### What is being asked
Keep only the lines where "الدائرة" appears.
====== Stored rows
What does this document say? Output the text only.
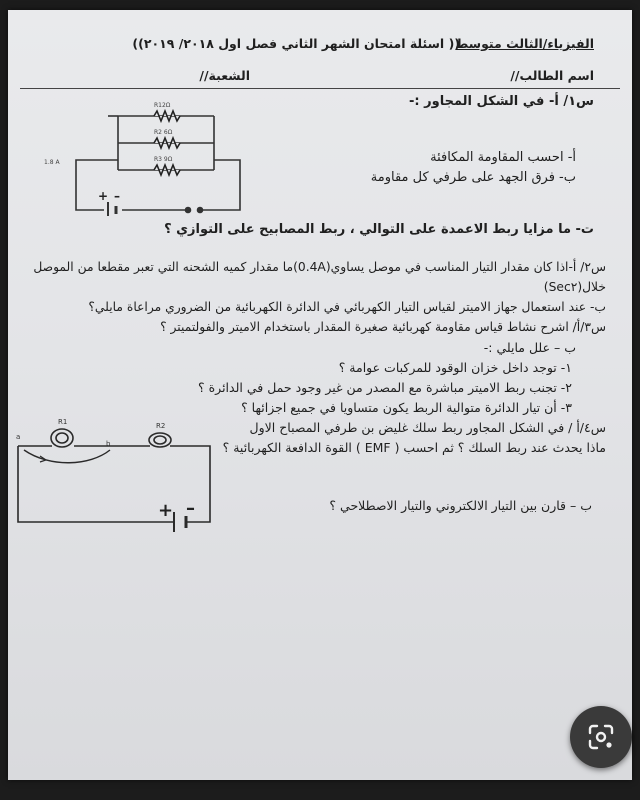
الفيزياء/الثالث متوسط
(( اسئلة امتحان الشهر الثاني فصل اول ٢٠١٨/ ٢٠١٩))
اسم الطالب//
الشعبة//
س١/ أ- في الشكل المجاور :-
أ- احسب المقاومة المكافئة
ب- فرق الجهد على طرفي كل مقاومة
ت- ما مزايا ربط الاعمدة على التوالي ، ربط المصابيح على التوازي ؟
+ –
R12Ω
R2 6Ω
R3 9Ω
1.8 A
س٢/ أ-اذا كان مقدار التيار المناسب في موصل يساوي(0.4A)ما مقدار كميه الشحنه التي تعبر مقطعا من الموصل
خلال(Sec٢)
ب- عند استعمال جهاز الاميتر لقياس التيار الكهربائي في الدائرة الكهربائية من الضروري مراعاة مايلي؟
س٣/أ/ اشرح نشاط قياس مقاومة كهربائية صغيرة المقدار باستخدام الاميتر والفولتميتر ؟
ب – علل مايلي :-
١- توجد داخل خزان الوقود للمركبات عوامة ؟
٢- تجنب ربط الاميتر مباشرة مع المصدر من غير وجود حمل في الدائرة ؟
٣- أن تيار الدائرة متوالية الربط يكون متساويا في جميع اجزائها ؟
س٤/أ / في الشكل المجاور ربط سلك غليض بن طرفي المصباح الاول
ماذا يحدث عند ربط السلك ؟ ثم احسب ( EMF ) القوة الدافعة الكهربائية ؟
ب – قارن بين التيار الالكتروني والتيار الاصطلاحي ؟
R1	R2
a
b
+ –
============
### Result below
ب- عند استعمال جهاز الاميتر لقياس التيار الكهربائي في الدائرة الكهربائية من الضروري مراعاة مايلي؟
٢- تجنب ربط الاميتر مباشرة مع المصدر من غير وجود حمل في الدائرة ؟
٣- أن تيار الدائرة متوالية الربط يكون متساويا في جميع اجزائها ؟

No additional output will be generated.